## Written request
Identify all lines below that hold "values" and collect them.

## Dataset records
* begin *

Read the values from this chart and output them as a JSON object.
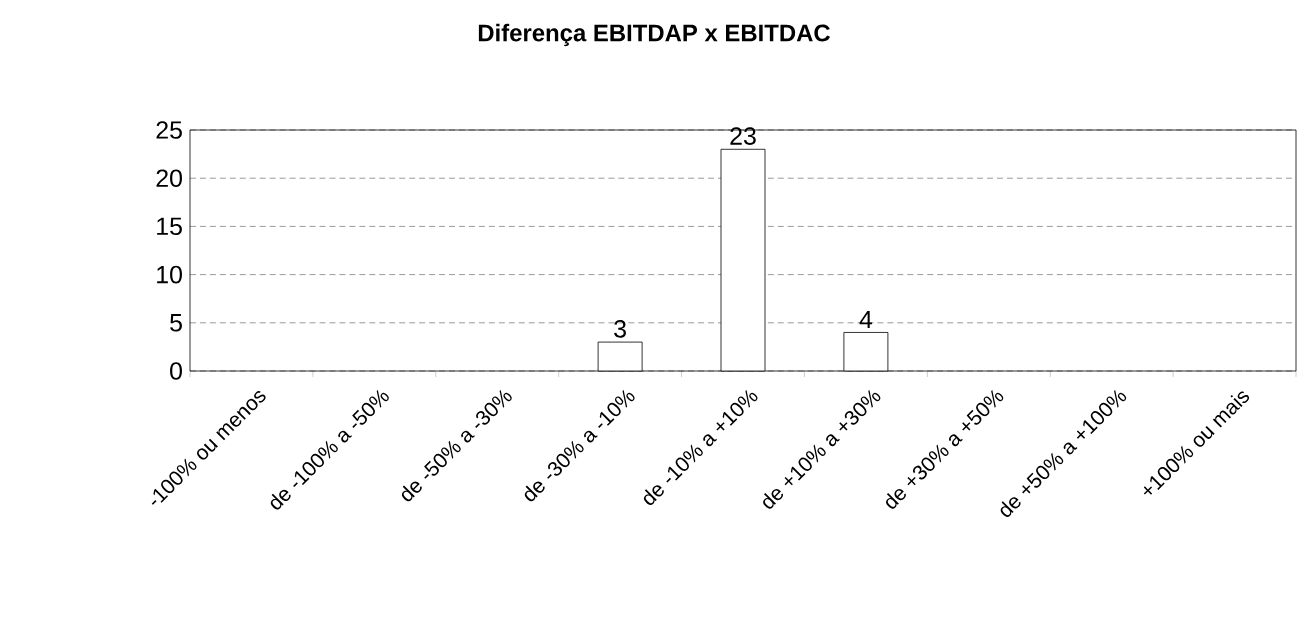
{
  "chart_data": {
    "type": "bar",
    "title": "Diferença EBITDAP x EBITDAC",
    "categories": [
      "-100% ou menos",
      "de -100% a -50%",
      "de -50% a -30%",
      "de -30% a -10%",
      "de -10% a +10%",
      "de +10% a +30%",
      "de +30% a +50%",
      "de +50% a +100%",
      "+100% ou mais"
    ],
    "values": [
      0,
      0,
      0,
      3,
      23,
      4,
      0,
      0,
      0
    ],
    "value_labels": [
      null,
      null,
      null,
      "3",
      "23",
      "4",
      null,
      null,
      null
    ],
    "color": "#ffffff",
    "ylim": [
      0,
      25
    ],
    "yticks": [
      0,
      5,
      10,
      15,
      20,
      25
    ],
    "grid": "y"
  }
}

* end *

## Result for this task
Read the values from this chart and output them as a JSON object.
    "values": [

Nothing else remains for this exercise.